> _ЦИТИРУЕМЫЙ ТЕКСТ_:
++++++++++++++++++++

Skip to content

Двадцать лет спустя

День первый.

Санкт-Петербург.

Нет, ничегошеньки не изменилось со времен “Окна в Париж”, и даже раскадровка дворов-колодцев у меня на снимках один в один вышла такая же, как и те, что видела злополучная француженка… Петербург помойный оказался банален. А так хотелось, двадцать лет спустя, прокричать: Санкт-Петербург! Ты словно мир, которого мне мало! Но, даже живучи в Москве, себя почувствовал провинциалом…

Да – так и было, когда в первые минуты вливался в потоки метромассы, льющейся тут куда более густо, чем в Москве (и пусть мне не говорят теперь, что столичная подземка перегружена), да – так и было, когда, не веря своим глазам, я снова стоял перед Исаакием. Смутно – но помню его из далекого 1987…

Все не то – все какое-то потустороннее и реальное одновременно в этом городе, какое-то до остервенения серьезное и до детскости наивное, какое-то непредсказуемое, хотя и знакомое по кодифицированым образам – до самых мелочей: культурно концентрированный и изысканный небольшой пятачок центра и разруха – едва только стоит идти по Лиговскому вниз, заглядывая в переулки…

Или мы идеализировали тебя, милый ты наш?

++++++++++++++++++++

> _ИСХОДНЫЕ СТРОКИ_:
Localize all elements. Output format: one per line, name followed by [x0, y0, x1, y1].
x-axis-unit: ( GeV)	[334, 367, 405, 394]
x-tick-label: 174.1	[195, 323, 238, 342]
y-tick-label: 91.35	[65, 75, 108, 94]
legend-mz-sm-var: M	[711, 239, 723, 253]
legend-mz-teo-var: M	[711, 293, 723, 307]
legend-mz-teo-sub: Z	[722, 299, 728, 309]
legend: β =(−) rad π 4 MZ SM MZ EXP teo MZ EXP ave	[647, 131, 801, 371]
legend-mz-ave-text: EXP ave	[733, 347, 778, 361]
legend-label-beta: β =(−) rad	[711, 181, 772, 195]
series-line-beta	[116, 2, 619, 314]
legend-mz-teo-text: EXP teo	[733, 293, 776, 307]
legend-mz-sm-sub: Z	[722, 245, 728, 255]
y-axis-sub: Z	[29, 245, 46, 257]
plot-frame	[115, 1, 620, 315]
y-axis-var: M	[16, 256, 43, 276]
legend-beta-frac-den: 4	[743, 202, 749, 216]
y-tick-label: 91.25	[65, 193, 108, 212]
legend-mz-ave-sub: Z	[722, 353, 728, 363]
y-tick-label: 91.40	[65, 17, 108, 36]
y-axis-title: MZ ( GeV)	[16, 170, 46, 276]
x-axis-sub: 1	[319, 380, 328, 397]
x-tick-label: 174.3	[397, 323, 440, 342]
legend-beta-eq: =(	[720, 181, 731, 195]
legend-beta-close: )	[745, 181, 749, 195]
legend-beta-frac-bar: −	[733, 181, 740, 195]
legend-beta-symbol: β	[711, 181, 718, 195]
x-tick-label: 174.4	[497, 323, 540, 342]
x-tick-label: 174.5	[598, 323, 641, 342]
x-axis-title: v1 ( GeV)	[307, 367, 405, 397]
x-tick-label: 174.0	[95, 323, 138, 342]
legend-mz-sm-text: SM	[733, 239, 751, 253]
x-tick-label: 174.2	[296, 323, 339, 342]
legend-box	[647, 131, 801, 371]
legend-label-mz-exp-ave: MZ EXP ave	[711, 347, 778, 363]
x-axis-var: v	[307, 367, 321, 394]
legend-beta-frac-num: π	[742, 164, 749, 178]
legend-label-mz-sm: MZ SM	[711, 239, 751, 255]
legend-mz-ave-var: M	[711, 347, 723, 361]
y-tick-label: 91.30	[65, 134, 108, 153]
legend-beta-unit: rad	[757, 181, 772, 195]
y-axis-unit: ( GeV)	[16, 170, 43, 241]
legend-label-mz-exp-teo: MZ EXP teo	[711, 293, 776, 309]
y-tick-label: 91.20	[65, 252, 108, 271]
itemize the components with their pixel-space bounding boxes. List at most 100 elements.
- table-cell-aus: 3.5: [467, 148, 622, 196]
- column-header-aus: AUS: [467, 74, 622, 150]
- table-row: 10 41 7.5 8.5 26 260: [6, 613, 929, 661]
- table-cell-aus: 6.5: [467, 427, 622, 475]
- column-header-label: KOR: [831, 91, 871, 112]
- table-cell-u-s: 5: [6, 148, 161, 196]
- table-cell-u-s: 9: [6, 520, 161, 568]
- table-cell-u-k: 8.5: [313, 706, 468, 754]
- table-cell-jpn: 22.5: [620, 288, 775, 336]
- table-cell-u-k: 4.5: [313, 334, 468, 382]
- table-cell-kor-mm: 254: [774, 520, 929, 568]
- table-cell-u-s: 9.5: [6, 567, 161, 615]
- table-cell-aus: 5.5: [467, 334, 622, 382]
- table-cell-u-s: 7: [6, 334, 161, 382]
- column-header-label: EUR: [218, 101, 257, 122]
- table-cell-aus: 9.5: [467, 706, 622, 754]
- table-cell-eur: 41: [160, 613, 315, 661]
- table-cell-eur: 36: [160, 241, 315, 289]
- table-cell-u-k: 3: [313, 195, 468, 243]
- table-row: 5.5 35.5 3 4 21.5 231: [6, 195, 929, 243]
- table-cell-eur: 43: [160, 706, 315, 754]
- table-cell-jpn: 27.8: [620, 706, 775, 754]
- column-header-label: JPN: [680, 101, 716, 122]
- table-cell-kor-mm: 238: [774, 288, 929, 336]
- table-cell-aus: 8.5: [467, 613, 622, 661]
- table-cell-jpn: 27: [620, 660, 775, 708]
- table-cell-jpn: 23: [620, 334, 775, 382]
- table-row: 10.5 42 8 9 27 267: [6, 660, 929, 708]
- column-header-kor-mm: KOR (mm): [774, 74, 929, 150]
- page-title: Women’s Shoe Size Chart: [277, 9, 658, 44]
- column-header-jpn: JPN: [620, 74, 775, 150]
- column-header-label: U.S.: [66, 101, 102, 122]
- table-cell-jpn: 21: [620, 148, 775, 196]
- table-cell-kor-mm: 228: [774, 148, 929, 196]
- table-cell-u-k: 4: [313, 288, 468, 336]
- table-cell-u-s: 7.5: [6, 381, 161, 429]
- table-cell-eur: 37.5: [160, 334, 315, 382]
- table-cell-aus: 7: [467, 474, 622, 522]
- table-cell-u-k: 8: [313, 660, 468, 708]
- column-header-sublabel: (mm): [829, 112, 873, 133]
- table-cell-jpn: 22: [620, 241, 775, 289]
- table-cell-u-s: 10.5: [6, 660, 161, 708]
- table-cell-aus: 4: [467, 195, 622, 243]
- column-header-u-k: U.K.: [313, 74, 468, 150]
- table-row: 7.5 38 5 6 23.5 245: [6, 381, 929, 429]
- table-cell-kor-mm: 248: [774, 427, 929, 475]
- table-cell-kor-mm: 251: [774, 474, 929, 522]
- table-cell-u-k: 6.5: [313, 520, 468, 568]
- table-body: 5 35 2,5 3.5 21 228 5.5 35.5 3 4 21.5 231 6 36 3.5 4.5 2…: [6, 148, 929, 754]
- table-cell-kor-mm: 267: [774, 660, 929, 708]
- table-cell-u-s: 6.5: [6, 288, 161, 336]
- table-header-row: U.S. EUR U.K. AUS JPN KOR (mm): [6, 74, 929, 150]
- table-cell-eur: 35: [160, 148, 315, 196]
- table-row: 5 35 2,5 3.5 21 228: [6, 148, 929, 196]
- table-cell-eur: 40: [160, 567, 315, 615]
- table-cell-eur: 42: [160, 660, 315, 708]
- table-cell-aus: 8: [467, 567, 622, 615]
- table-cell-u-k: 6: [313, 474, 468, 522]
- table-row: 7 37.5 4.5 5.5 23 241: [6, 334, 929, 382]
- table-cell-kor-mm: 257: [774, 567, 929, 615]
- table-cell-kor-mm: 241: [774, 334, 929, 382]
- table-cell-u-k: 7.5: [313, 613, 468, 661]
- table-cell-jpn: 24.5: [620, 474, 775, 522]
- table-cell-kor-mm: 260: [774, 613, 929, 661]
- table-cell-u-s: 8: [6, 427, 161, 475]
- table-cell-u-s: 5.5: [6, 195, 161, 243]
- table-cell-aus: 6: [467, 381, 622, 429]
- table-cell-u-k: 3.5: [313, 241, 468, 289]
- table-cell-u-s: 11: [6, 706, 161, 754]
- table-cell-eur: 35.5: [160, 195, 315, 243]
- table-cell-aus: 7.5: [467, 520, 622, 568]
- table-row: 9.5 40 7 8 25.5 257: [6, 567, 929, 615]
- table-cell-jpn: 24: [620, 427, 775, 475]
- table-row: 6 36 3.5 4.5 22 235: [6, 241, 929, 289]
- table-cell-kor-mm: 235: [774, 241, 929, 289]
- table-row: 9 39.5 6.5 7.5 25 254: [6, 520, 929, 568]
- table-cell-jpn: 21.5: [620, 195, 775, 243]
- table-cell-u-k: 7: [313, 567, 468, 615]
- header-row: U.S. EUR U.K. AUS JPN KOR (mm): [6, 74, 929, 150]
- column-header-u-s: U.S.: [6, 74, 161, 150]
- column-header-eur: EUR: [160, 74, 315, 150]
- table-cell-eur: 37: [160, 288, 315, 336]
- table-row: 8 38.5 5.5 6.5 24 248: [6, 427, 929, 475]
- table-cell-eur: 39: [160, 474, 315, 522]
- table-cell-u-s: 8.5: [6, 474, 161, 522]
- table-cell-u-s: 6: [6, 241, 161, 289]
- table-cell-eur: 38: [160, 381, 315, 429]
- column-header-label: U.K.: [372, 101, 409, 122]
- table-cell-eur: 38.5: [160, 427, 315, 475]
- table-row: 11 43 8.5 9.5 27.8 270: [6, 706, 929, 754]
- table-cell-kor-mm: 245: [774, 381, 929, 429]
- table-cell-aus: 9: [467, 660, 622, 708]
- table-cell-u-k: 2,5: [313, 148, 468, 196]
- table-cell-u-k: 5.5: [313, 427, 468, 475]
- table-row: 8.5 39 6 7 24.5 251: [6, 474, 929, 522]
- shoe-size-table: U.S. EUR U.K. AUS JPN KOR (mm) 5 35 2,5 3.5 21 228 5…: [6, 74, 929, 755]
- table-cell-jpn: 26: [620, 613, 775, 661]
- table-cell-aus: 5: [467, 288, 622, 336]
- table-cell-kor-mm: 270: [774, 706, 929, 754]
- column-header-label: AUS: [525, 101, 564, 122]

++++++++++++++++++++

> _ВАША ЗАДАЧА_: Продублируйте без изменений фрагмент текста о Петербурге, в начале которого стоят слова «Да – так и было, когда в», а в конце — «милый ты наш?». Приведённые строки для выполнения задания не используются.

> _РЕШЕНИЕ ЗАДАНИЯ_:
Да – так и было, когда в первые минуты вливался в потоки метромассы, льющейся тут куда более густо, чем в Москве (и пусть мне не говорят теперь, что столичная подземка перегружена), да – так и было, когда, не веря своим глазам, я снова стоял перед Исаакием. Смутно – но помню его из далекого 1987…

Все не то – все какое-то потустороннее и реальное одновременно в этом городе, какое-то до остервенения серьезное и до детскости наивное, какое-то непредсказуемое, хотя и знакомое по кодифицированым образам – до самых мелочей: культурно концентрированный и изысканный небольшой пятачок центра и разруха – едва только стоит идти по Лиговскому вниз, заглядывая в переулки…

Или мы идеализировали тебя, милый ты наш?